● **Goal of the exercise**
Using the listing below, select the lines with the word "但不少陈旧失效" and copy them.

● **Material shown**

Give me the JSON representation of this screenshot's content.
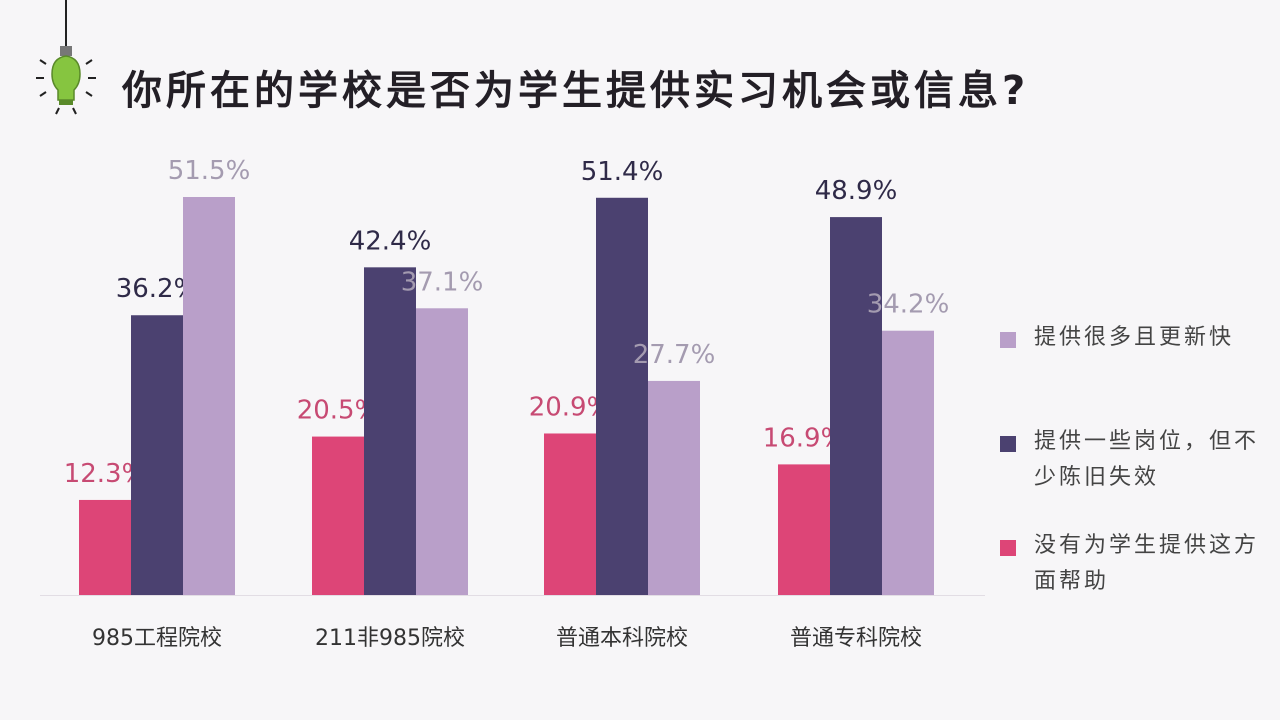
{
  "title": "你所在的学校是否为学生提供实习机会或信息?",
  "colors": {
    "pink": "#dd4577",
    "navy": "#4b4170",
    "lavender": "#b99fc9",
    "bulb": "#86c540",
    "text": "#231f26"
  },
  "chart_data": {
    "type": "bar",
    "categories": [
      "985工程院校",
      "211非985院校",
      "普通本科院校",
      "普通专科院校"
    ],
    "series": [
      {
        "name": "没有为学生提供这方面帮助",
        "values": [
          12.3,
          20.5,
          20.9,
          16.9
        ],
        "labels": [
          "12.3%",
          "20.5%",
          "20.9%",
          "16.9%"
        ],
        "color": "#dd4577",
        "label_color": "#c74a73"
      },
      {
        "name": "提供一些岗位，但不少陈旧失效",
        "values": [
          36.2,
          42.4,
          51.4,
          48.9
        ],
        "labels": [
          "36.2%",
          "42.4%",
          "51.4%",
          "48.9%"
        ],
        "color": "#4b4170",
        "label_color": "#2f2a48"
      },
      {
        "name": "提供很多且更新快",
        "values": [
          51.5,
          37.1,
          27.7,
          34.2
        ],
        "labels": [
          "51.5%",
          "37.1%",
          "27.7%",
          "34.2%"
        ],
        "color": "#b99fc9",
        "label_color": "#a49bb0"
      }
    ],
    "legend": [
      {
        "label": "提供很多且更新快",
        "color": "#b99fc9"
      },
      {
        "label": "提供一些岗位，但不少陈旧失效",
        "color": "#4b4170"
      },
      {
        "label": "没有为学生提供这方面帮助",
        "color": "#dd4577"
      }
    ],
    "legend_position": "right",
    "ylim": [
      0,
      60
    ],
    "grid": false,
    "xlabel": "",
    "ylabel": ""
  }
}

● **Reply**
        "name": "提供一些岗位，但不少陈旧失效",
        "label": "提供一些岗位，但不少陈旧失效",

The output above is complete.